Problem requirements:
Please output the lines shown below exactly as they appear.

Entries provided:
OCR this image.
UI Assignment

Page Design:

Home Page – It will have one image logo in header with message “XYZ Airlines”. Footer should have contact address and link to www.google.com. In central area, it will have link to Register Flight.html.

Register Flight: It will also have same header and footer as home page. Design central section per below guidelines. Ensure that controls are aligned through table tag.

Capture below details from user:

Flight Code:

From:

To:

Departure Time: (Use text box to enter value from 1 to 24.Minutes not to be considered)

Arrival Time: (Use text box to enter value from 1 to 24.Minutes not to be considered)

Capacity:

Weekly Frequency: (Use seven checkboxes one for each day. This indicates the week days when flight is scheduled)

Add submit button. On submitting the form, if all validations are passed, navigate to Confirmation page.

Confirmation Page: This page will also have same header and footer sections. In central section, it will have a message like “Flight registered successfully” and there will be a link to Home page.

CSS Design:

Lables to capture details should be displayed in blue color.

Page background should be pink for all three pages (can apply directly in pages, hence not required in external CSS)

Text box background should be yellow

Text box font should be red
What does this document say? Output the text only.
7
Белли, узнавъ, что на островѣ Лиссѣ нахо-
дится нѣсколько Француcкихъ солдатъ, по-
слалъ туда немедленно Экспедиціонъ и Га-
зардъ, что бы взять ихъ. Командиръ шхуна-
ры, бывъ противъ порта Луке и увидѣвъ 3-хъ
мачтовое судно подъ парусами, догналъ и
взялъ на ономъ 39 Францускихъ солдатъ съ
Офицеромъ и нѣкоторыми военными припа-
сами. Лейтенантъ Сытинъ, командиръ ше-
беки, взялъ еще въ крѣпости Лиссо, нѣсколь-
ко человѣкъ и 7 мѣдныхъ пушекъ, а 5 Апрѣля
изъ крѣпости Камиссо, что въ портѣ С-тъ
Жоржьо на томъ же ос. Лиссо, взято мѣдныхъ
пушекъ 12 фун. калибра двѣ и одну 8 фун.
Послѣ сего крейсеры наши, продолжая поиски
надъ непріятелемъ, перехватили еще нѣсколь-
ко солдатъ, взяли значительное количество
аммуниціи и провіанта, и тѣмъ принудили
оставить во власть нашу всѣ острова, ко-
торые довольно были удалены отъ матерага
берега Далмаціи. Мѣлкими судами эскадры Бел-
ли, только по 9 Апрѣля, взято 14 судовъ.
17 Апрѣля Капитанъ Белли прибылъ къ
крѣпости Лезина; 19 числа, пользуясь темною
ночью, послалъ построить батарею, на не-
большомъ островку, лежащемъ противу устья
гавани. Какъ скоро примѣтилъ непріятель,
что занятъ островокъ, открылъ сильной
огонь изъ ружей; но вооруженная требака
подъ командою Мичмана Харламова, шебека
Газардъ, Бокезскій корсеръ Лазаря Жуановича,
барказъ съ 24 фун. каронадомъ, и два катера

Solution for this problem:
OCR this image.
UI Assignment

Page Design:

Home Page – It will have one image logo in header with message “XYZ Airlines”. Footer should have contact address and link to www.google.com. In central area, it will have link to Register Flight.html.

Register Flight: It will also have same header and footer as home page. Design central section per below guidelines. Ensure that controls are aligned through table tag.

Capture below details from user:

Flight Code:

From:

To:

Departure Time: (Use text box to enter value from 1 to 24.Minutes not to be considered)

Arrival Time: (Use text box to enter value from 1 to 24.Minutes not to be considered)

Capacity:

Weekly Frequency: (Use seven checkboxes one for each day. This indicates the week days when flight is scheduled)

Add submit button. On submitting the form, if all validations are passed, navigate to Confirmation page.

Confirmation Page: This page will also have same header and footer sections. In central section, it will have a message like “Flight registered successfully” and there will be a link to Home page.

CSS Design:

Lables to capture details should be displayed in blue color.

Page background should be pink for all three pages (can apply directly in pages, hence not required in external CSS)

Text box background should be yellow

Text box font should be red
What does this document say? Output the text only.
7
Белли, узнавъ, что на островѣ Лиссѣ нахо-
дится нѣсколько Француcкихъ солдатъ, по-
слалъ туда немедленно Экспедиціонъ и Га-
зардъ, что бы взять ихъ. Командиръ шхуна-
ры, бывъ противъ порта Луке и увидѣвъ 3-хъ
мачтовое судно подъ парусами, догналъ и
взялъ на ономъ 39 Францускихъ солдатъ съ
Офицеромъ и нѣкоторыми военными припа-
сами. Лейтенантъ Сытинъ, командиръ ше-
беки, взялъ еще въ крѣпости Лиссо, нѣсколь-
ко человѣкъ и 7 мѣдныхъ пушекъ, а 5 Апрѣля
изъ крѣпости Камиссо, что въ портѣ С-тъ
Жоржьо на томъ же ос. Лиссо, взято мѣдныхъ
пушекъ 12 фун. калибра двѣ и одну 8 фун.
Послѣ сего крейсеры наши, продолжая поиски
надъ непріятелемъ, перехватили еще нѣсколь-
ко солдатъ, взяли значительное количество
аммуниціи и провіанта, и тѣмъ принудили
оставить во власть нашу всѣ острова, ко-
торые довольно были удалены отъ матерага
берега Далмаціи. Мѣлкими судами эскадры Бел-
ли, только по 9 Апрѣля, взято 14 судовъ.
17 Апрѣля Капитанъ Белли прибылъ къ
крѣпости Лезина; 19 числа, пользуясь темною
ночью, послалъ построить батарею, на не-
большомъ островку, лежащемъ противу устья
гавани. Какъ скоро примѣтилъ непріятель,
что занятъ островокъ, открылъ сильной
огонь изъ ружей; но вооруженная требака
подъ командою Мичмана Харламова, шебека
Газардъ, Бокезскій корсеръ Лазаря Жуановича,
барказъ съ 24 фун. каронадомъ, и два катера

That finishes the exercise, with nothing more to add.